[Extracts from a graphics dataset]

______________________________

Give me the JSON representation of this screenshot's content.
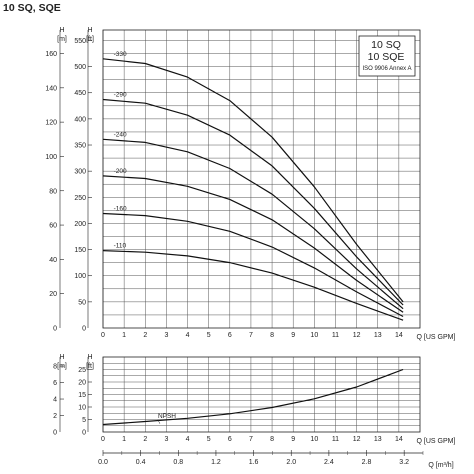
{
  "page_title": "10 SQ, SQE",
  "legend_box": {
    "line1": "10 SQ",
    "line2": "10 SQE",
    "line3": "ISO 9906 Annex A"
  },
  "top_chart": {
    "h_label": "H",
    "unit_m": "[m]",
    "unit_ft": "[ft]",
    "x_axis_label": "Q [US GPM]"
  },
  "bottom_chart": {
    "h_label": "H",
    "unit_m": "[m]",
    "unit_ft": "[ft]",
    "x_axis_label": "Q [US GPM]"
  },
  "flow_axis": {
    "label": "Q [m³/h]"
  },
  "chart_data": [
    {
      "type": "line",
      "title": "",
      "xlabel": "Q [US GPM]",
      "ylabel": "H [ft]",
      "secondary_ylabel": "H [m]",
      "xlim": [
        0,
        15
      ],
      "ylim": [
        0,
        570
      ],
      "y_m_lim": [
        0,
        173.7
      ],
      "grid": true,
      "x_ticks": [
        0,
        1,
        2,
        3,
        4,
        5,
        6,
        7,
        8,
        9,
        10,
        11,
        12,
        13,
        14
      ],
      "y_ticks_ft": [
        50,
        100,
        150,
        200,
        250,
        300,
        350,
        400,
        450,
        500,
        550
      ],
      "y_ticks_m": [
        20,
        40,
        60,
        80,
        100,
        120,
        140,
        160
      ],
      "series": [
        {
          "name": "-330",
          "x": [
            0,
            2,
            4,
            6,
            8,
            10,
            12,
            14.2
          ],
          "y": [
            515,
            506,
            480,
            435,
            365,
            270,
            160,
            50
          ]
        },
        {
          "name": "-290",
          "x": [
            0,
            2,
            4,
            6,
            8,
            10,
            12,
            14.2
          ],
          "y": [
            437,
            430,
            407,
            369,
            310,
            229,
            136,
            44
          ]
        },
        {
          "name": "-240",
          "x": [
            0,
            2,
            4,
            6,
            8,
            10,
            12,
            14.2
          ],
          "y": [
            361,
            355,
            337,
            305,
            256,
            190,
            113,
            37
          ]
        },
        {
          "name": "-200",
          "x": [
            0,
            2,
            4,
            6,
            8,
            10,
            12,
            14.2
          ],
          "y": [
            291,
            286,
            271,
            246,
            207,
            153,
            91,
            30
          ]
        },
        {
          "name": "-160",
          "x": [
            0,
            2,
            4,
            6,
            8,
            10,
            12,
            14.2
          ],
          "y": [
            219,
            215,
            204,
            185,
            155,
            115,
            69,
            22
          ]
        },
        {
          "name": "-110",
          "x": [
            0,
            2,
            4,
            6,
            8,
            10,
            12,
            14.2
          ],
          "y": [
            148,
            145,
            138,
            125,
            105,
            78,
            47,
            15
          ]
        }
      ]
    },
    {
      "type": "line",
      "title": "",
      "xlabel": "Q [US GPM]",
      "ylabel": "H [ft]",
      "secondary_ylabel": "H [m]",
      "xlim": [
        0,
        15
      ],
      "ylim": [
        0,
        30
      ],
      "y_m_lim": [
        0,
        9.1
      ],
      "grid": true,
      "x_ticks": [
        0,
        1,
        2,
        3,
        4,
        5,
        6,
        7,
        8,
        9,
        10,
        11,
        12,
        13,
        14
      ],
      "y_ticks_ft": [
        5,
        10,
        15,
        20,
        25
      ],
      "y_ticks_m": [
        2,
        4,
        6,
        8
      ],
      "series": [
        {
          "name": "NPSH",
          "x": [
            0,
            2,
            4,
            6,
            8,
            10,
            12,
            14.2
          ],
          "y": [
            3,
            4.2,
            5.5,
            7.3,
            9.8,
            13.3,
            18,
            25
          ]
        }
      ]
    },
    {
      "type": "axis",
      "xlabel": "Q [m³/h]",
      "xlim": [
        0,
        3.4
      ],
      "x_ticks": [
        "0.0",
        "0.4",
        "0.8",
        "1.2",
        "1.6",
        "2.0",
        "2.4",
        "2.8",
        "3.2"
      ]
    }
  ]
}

______________________________

● **DIRECTIONS**
Omit any images, then output the listing exactly.

● **SOLUTION TO THE EXERCISE**
Give me the JSON representation of this screenshot's content.
{
  "page_title": "10 SQ, SQE",
  "legend_box": {
    "line1": "10 SQ",
    "line2": "10 SQE",
    "line3": "ISO 9906 Annex A"
  },
  "top_chart": {
    "h_label": "H",
    "unit_m": "[m]",
    "unit_ft": "[ft]",
    "x_axis_label": "Q [US GPM]"
  },
  "bottom_chart": {
    "h_label": "H",
    "unit_m": "[m]",
    "unit_ft": "[ft]",
    "x_axis_label": "Q [US GPM]"
  },
  "flow_axis": {
    "label": "Q [m³/h]"
  },
  "chart_data": [
    {
      "type": "line",
      "title": "",
      "xlabel": "Q [US GPM]",
      "ylabel": "H [ft]",
      "secondary_ylabel": "H [m]",
      "xlim": [
        0,
        15
      ],
      "ylim": [
        0,
        570
      ],
      "y_m_lim": [
        0,
        173.7
      ],
      "grid": true,
      "x_ticks": [
        0,
        1,
        2,
        3,
        4,
        5,
        6,
        7,
        8,
        9,
        10,
        11,
        12,
        13,
        14
      ],
      "y_ticks_ft": [
        50,
        100,
        150,
        200,
        250,
        300,
        350,
        400,
        450,
        500,
        550
      ],
      "y_ticks_m": [
        20,
        40,
        60,
        80,
        100,
        120,
        140,
        160
      ],
      "series": [
        {
          "name": "-330",
          "x": [
            0,
            2,
            4,
            6,
            8,
            10,
            12,
            14.2
          ],
          "y": [
            515,
            506,
            480,
            435,
            365,
            270,
            160,
            50
          ]
        },
        {
          "name": "-290",
          "x": [
            0,
            2,
            4,
            6,
            8,
            10,
            12,
            14.2
          ],
          "y": [
            437,
            430,
            407,
            369,
            310,
            229,
            136,
            44
          ]
        },
        {
          "name": "-240",
          "x": [
            0,
            2,
            4,
            6,
            8,
            10,
            12,
            14.2
          ],
          "y": [
            361,
            355,
            337,
            305,
            256,
            190,
            113,
            37
          ]
        },
        {
          "name": "-200",
          "x": [
            0,
            2,
            4,
            6,
            8,
            10,
            12,
            14.2
          ],
          "y": [
            291,
            286,
            271,
            246,
            207,
            153,
            91,
            30
          ]
        },
        {
          "name": "-160",
          "x": [
            0,
            2,
            4,
            6,
            8,
            10,
            12,
            14.2
          ],
          "y": [
            219,
            215,
            204,
            185,
            155,
            115,
            69,
            22
          ]
        },
        {
          "name": "-110",
          "x": [
            0,
            2,
            4,
            6,
            8,
            10,
            12,
            14.2
          ],
          "y": [
            148,
            145,
            138,
            125,
            105,
            78,
            47,
            15
          ]
        }
      ]
    },
    {
      "type": "line",
      "title": "",
      "xlabel": "Q [US GPM]",
      "ylabel": "H [ft]",
      "secondary_ylabel": "H [m]",
      "xlim": [
        0,
        15
      ],
      "ylim": [
        0,
        30
      ],
      "y_m_lim": [
        0,
        9.1
      ],
      "grid": true,
      "x_ticks": [
        0,
        1,
        2,
        3,
        4,
        5,
        6,
        7,
        8,
        9,
        10,
        11,
        12,
        13,
        14
      ],
      "y_ticks_ft": [
        5,
        10,
        15,
        20,
        25
      ],
      "y_ticks_m": [
        2,
        4,
        6,
        8
      ],
      "series": [
        {
          "name": "NPSH",
          "x": [
            0,
            2,
            4,
            6,
            8,
            10,
            12,
            14.2
          ],
          "y": [
            3,
            4.2,
            5.5,
            7.3,
            9.8,
            13.3,
            18,
            25
          ]
        }
      ]
    },
    {
      "type": "axis",
      "xlabel": "Q [m³/h]",
      "xlim": [
        0,
        3.4
      ],
      "x_ticks": [
        "0.0",
        "0.4",
        "0.8",
        "1.2",
        "1.6",
        "2.0",
        "2.4",
        "2.8",
        "3.2"
      ]
    }
  ]
}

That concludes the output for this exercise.